| EXERCISE DIRECTIONS |
Turn everything in the records from the line containing "Localize each UI" down to the line containing "post-text-plain: 在吗 借点表情包" into a Markdown table with the columns Row and Entry. Include both of those lines and leave out any blank lines.

| AVAILABLE DATA |
————

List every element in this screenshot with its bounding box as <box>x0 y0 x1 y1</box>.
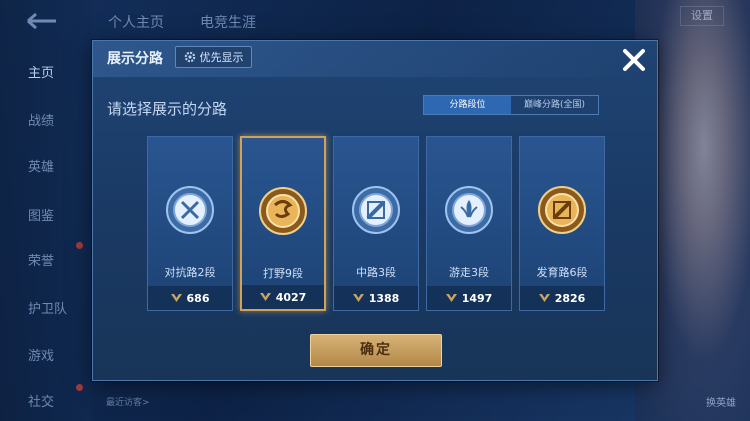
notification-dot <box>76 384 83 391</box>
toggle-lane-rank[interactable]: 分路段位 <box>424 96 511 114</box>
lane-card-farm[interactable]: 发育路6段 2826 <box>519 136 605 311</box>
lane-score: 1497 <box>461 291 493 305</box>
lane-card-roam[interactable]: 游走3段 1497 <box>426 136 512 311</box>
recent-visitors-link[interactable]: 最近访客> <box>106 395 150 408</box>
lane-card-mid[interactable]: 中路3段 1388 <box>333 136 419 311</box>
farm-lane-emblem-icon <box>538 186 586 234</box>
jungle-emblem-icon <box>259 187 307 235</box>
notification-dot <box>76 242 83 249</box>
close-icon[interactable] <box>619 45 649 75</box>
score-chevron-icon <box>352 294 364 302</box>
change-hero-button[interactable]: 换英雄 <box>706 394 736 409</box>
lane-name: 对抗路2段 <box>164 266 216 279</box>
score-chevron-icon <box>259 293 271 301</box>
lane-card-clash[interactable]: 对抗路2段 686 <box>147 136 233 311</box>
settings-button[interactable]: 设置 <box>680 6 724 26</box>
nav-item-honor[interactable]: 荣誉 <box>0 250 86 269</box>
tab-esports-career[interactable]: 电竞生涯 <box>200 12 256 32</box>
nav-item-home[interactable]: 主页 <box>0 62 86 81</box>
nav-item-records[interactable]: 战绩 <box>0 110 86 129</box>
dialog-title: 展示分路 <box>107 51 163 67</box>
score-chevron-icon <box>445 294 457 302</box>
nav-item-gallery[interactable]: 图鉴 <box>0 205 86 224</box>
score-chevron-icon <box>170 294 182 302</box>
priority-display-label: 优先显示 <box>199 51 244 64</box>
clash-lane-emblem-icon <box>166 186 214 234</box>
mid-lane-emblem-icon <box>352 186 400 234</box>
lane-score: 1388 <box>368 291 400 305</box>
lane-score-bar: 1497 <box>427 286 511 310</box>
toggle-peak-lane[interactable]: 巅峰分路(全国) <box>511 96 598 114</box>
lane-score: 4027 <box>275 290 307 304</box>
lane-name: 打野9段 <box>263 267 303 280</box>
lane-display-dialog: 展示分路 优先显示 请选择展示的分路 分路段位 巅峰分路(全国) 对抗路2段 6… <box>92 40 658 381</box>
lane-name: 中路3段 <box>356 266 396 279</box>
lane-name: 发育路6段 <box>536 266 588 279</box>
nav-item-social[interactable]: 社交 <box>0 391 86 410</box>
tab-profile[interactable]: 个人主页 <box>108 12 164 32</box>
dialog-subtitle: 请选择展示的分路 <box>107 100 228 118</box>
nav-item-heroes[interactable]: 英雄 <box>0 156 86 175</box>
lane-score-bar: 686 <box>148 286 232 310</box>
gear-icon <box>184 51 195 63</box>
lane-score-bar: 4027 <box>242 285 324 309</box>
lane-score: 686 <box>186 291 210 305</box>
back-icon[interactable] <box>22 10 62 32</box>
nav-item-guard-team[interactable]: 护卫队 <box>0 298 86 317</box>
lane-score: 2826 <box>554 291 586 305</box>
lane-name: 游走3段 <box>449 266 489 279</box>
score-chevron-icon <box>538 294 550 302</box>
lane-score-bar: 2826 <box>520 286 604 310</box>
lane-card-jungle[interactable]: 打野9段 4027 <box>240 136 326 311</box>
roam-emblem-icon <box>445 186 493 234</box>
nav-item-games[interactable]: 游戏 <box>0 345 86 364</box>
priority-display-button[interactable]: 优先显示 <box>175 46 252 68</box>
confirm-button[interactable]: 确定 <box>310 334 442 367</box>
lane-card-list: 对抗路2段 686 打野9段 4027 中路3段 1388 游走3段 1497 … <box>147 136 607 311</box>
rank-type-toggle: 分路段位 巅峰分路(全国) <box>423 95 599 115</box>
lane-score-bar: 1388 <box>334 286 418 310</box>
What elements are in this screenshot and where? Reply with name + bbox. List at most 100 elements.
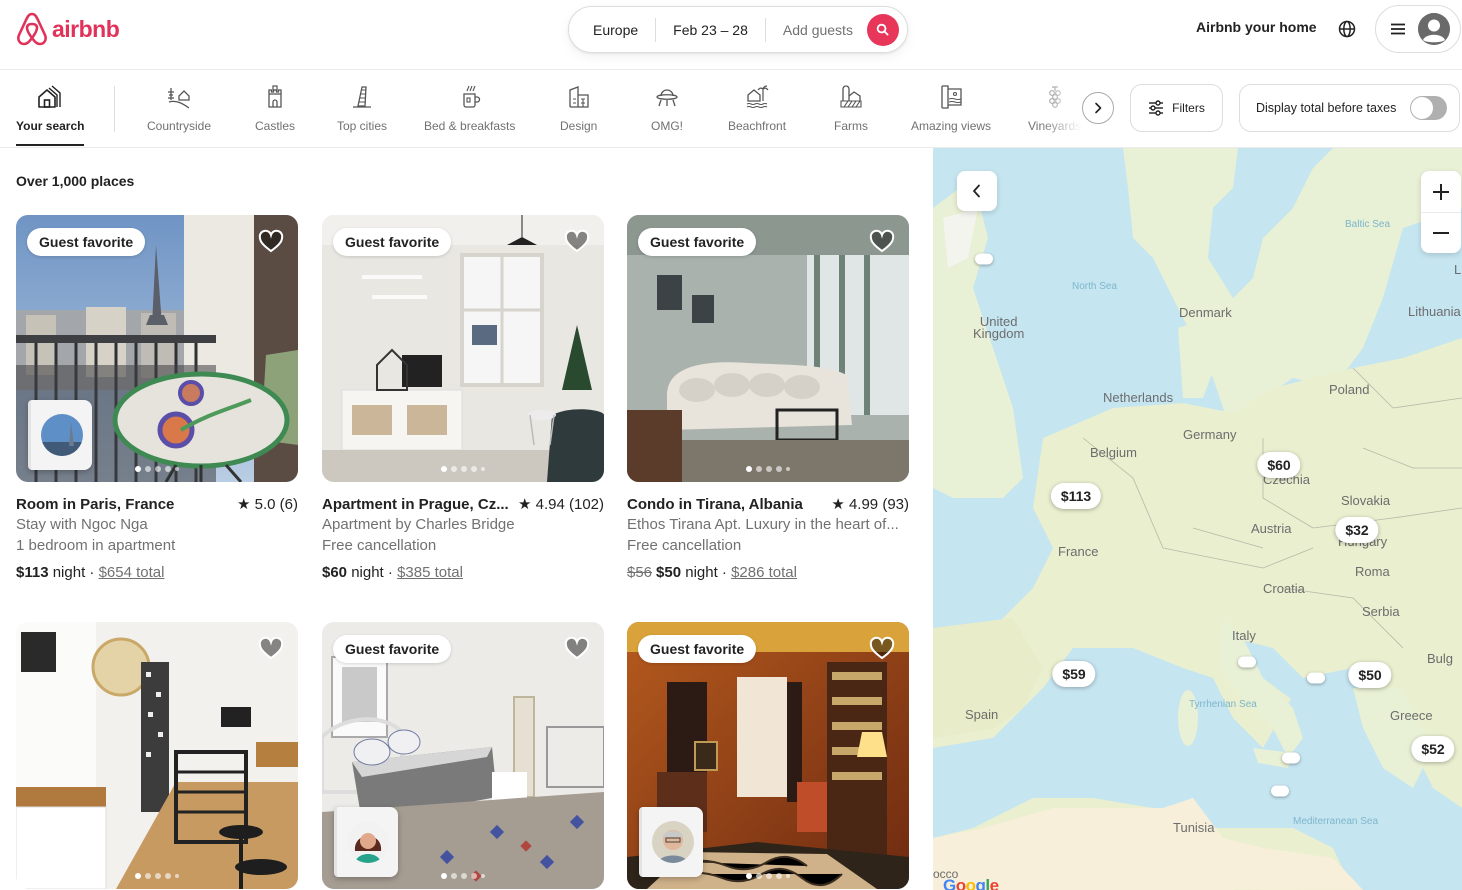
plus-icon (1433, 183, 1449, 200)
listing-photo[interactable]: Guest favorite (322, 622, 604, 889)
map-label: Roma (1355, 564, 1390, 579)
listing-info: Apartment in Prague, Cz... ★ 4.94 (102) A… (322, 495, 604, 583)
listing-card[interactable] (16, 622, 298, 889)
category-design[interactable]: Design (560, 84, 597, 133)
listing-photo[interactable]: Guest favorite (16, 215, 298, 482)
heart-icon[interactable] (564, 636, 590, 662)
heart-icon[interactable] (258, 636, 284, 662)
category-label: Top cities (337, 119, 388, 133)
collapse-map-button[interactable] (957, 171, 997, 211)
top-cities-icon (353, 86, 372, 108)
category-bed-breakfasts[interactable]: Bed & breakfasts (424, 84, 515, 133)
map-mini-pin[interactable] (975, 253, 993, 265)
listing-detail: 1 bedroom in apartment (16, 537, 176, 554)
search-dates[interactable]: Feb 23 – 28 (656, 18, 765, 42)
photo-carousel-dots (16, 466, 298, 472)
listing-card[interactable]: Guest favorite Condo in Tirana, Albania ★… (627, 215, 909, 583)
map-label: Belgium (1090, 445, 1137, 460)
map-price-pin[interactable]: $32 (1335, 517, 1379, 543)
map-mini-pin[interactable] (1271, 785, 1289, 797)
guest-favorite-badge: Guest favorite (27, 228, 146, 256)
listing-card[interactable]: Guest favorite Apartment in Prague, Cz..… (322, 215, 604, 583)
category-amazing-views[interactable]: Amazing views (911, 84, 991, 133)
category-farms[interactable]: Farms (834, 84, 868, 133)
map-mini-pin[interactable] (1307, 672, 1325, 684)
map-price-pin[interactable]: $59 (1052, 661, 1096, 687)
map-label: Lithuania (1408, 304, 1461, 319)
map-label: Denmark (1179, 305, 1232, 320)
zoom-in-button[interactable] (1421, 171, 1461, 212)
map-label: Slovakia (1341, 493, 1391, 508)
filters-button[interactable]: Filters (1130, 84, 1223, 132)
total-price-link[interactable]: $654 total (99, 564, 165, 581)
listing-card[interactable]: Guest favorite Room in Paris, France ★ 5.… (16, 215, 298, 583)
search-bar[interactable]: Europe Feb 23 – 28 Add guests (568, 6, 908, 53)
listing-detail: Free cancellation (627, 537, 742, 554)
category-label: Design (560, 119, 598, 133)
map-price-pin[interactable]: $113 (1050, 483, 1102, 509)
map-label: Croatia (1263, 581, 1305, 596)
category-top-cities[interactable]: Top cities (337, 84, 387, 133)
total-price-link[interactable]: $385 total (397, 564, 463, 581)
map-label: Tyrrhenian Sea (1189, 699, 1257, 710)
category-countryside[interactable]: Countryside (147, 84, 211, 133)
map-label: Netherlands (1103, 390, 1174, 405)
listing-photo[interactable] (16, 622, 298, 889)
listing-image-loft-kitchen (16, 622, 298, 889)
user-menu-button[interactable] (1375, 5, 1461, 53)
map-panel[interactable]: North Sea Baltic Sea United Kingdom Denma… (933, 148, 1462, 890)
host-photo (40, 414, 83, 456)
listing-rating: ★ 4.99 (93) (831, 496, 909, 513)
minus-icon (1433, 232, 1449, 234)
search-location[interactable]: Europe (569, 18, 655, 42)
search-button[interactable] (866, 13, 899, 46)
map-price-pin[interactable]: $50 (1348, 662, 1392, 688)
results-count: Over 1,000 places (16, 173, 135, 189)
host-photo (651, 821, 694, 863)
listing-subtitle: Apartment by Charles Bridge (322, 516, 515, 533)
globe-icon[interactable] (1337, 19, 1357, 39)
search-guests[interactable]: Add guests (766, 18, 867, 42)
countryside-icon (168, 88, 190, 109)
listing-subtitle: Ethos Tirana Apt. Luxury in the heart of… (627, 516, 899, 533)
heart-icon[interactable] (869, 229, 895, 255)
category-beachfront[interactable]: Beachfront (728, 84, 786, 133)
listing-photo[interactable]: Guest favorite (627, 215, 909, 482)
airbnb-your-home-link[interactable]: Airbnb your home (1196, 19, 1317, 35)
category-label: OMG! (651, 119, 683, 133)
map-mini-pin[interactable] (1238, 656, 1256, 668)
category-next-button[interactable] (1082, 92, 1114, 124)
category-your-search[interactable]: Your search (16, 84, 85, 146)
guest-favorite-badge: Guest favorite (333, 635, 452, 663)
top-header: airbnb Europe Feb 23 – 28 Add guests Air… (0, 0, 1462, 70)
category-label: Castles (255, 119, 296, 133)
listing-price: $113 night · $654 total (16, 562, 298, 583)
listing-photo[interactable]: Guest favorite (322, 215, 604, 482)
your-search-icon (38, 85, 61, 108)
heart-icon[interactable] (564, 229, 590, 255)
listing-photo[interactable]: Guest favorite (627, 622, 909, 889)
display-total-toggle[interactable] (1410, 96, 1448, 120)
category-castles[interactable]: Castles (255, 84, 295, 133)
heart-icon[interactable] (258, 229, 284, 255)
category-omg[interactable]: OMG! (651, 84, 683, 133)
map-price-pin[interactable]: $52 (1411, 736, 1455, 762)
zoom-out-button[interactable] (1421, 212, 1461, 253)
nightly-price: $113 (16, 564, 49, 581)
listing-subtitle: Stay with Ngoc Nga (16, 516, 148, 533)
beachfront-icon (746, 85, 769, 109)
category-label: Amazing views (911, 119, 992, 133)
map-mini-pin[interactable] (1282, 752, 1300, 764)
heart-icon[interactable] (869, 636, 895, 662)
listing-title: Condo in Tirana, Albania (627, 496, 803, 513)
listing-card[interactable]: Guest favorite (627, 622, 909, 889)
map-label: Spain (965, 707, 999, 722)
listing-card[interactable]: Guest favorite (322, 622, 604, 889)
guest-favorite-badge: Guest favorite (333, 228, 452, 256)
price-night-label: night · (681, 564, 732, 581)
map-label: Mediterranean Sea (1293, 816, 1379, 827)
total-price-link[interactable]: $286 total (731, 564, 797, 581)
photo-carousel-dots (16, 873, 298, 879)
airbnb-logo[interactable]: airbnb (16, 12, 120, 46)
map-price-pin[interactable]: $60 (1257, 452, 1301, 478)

————

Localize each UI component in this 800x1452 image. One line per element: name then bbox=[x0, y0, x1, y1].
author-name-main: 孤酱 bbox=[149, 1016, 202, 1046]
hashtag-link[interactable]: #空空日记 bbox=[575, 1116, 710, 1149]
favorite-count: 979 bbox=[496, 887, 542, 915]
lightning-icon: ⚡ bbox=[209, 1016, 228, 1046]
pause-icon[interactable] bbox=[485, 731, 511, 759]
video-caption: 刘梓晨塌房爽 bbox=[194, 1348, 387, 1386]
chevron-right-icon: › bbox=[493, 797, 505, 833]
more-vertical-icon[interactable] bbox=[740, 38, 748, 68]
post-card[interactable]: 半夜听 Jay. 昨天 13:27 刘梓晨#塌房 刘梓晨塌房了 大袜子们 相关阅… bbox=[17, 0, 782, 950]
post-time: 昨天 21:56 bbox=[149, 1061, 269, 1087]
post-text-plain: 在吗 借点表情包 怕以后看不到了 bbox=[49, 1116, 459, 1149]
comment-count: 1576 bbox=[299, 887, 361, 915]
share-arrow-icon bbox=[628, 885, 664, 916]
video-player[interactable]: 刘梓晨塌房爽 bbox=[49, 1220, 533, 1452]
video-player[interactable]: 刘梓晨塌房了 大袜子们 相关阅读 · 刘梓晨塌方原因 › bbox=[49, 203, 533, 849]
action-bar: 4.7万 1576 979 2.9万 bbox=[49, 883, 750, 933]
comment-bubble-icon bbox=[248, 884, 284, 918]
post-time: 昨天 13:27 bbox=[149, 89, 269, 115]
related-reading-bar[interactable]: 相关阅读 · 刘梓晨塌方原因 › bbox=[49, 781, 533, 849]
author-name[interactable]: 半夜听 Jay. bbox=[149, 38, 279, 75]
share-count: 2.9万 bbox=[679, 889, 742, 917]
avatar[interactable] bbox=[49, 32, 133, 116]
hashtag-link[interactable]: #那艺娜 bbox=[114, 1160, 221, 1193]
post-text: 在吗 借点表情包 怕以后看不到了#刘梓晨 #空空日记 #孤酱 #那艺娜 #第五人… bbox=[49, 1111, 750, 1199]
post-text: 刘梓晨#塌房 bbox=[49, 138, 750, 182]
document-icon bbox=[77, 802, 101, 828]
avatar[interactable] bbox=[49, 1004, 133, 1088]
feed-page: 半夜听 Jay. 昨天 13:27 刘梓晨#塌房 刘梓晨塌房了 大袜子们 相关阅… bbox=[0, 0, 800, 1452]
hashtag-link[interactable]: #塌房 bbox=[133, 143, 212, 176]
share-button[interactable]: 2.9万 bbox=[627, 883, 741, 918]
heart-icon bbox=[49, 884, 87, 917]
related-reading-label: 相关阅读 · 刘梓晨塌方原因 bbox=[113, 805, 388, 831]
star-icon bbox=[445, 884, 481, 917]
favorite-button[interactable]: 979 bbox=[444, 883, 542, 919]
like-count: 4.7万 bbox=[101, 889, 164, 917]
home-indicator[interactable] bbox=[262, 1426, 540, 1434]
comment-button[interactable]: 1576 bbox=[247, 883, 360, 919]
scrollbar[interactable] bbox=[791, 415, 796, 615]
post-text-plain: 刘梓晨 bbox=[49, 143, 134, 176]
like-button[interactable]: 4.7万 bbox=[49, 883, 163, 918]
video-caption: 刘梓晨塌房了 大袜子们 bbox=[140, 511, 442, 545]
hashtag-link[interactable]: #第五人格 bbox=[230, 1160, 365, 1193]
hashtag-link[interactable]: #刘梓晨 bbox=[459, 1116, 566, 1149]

————

| SOLVED EXERCISE |
| Row | Entry |
|---|---|
| 1 | Localize each UI component in this 800x1452 image. One line per element: name then bbox=[x0, y0, x1, y1]. |
| 2 | author-name-main: 孤酱 bbox=[149, 1016, 202, 1046] |
| 3 | hashtag-link[interactable]: #空空日记 bbox=[575, 1116, 710, 1149] |
| 4 | favorite-count: 979 bbox=[496, 887, 542, 915] |
| 5 | lightning-icon: ⚡ bbox=[209, 1016, 228, 1046] |
| 6 | pause-icon[interactable] bbox=[485, 731, 511, 759] |
| 7 | video-caption: 刘梓晨塌房爽 bbox=[194, 1348, 387, 1386] |
| 8 | chevron-right-icon: › bbox=[493, 797, 505, 833] |
| 9 | more-vertical-icon[interactable] bbox=[740, 38, 748, 68] |
| 10 | post-card[interactable]: 半夜听 Jay. 昨天 13:27 刘梓晨#塌房 刘梓晨塌房了 大袜子们 相关阅… bbox=[17, 0, 782, 950] |
| 11 | post-time: 昨天 21:56 bbox=[149, 1061, 269, 1087] |
| 12 | post-text-plain: 在吗 借点表情包 怕以后看不到了 bbox=[49, 1116, 459, 1149] |